## [Esercizio assegnato a]
Secondo il brano sulla chiesetta rurale, in quale santuario fu portata la statua dopo l'abbandono della chiesetta?
═══
In tempi a noi più vicini (sul finire degli anni ’60), quando questa chiesetta rurale fu abbandonata per poi essere definitivamente “sconsacrata” (uso questo termine impropriamente in quanto la chiesetta risultava essere benedetta, ma non consacrata), la statua fu portata nel Santuario di Santa Maria della Libera (dove ancora oggi è custodita in bella esposizione) e ridipinta da un frate cappuccino.
Attualmente ridotta a poco più di un rudere, questa chiesetta porta con se i segni indelebili del saccheggio e della scellerata opera vandalica perpretata in questi anni dall’uomo.
In una recente escursione esplorativa da me effettuata (a inizio 2007) con i fidati amici ricercatori Ferdinando Fontanella e Catello Esposito Sansone, abbiamo potuto appurare che nulla, o quasi, è stato lasciato in loco, oltre ai paramenti e agli arredi, fortunatamente trasferiti anzitempo a miglior sede, a causa dei continui saccheggi perpetrati in questi anni, sono state asportate e distrutte: mattonelle, decorazioni e addirittura gli infissi.
La scena che si presenta agli occhi di chi si reca alla chiesetta è a dir poco deprimente, residui di stucchi e calcinacci ovunque, la stessa situazione si ripete anche nei due ambienti attigui: in quello piccolo leggermente sopraelevato che molto probabilmente era adibito ad uso di sagrestia per riporre i paramenti, al quale si accede mediante una scalinata da uno stretto passaggio situato in un angolo dell’ambiente principale (vedi foto):
e nella stanza soprastante (forse luogo di meditazione e di riposo di chi officiava la Santa Messa), alla quale si accede mediante una entrata situata al lato monte.
Eppure nonostante l’avanzato stato di abbandono e di degrado, questo piccolo rudere esercita ancora un discreto fascino. I pochi stucchi ancora presenti e i fregi scampati agli atti vandalici, sono testimonianza di eleganza e sobrietà. Nella nostra breve seduta esplorativa abbiamo avuto modo di riscoprire alcuni particolari fortunatamente sopravvissuti alla descritta devastazione: un gruppo di piastrelle del pavimento che denota una messa in posa a cardamone (ancora ben conservate nella loro originaria posizione perché nascoste da una fitta coltre di calcinacci), e soprattutto, cosa che ha colpito particolarmente la nostra attenzione, la traccia a matita di mitra e pastorale (riemersa dopo il distacco dei sovrapposti fregi), che molto probabilmente fu abbozzata dal maestro decoratore che ebbe il privilegio di applicare gli ornamenti parietali della chiesetta in costruzione (vedi il particolare nella foto a seguire).
═══
## [Esercizio assegnato b]
Stampa senza modifiche le righe dei dati, cominciando da quella che contiene "svg-text:15K: 15K (336, 159, 345, 165)" e fermandoti dopo quella che contiene "svg-text:ADA4051-2: ADA4051-2 (281, 51, 316, 57)".

## [Estratti delle righe]
═══
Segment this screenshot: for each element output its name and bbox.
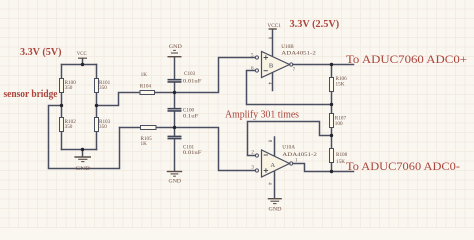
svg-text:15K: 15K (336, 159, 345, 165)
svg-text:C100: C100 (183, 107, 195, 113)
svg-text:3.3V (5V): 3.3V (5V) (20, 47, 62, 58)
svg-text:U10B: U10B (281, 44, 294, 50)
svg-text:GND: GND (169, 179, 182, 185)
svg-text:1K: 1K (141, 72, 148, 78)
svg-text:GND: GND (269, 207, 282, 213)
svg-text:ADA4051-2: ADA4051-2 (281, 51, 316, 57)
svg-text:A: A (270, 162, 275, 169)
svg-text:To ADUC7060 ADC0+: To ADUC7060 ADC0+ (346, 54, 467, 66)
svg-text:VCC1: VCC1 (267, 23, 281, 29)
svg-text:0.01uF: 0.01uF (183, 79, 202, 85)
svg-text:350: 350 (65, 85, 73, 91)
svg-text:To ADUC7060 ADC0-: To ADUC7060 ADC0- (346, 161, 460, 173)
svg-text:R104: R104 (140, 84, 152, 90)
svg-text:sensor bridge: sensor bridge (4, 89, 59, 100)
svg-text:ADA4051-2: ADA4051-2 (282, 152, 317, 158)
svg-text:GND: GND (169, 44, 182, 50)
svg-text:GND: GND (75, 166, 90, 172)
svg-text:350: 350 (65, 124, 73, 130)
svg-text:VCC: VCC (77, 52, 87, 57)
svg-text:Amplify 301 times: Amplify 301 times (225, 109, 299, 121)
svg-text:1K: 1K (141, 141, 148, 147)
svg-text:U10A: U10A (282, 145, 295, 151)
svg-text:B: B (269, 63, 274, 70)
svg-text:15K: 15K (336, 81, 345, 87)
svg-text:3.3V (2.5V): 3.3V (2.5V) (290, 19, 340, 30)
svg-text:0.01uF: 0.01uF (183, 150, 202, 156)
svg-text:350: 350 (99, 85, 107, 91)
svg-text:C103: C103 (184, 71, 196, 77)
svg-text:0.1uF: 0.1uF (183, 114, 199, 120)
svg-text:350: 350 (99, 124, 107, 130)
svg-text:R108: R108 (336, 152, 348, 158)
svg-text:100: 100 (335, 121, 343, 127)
═══
## [Risultato esercizio a]
Nel Santuario di Santa Maria della Libera.

## [Risultato esercizio b]
svg-text:15K: 15K (336, 159, 345, 165)
svg-text:C100: C100 (183, 107, 195, 113)
svg-text:3.3V (5V): 3.3V (5V) (20, 47, 62, 58)
svg-text:U10B: U10B (281, 44, 294, 50)
svg-text:GND: GND (169, 179, 182, 185)
svg-text:1K: 1K (141, 72, 148, 78)
svg-text:GND: GND (269, 207, 282, 213)
svg-text:ADA4051-2: ADA4051-2 (281, 51, 316, 57)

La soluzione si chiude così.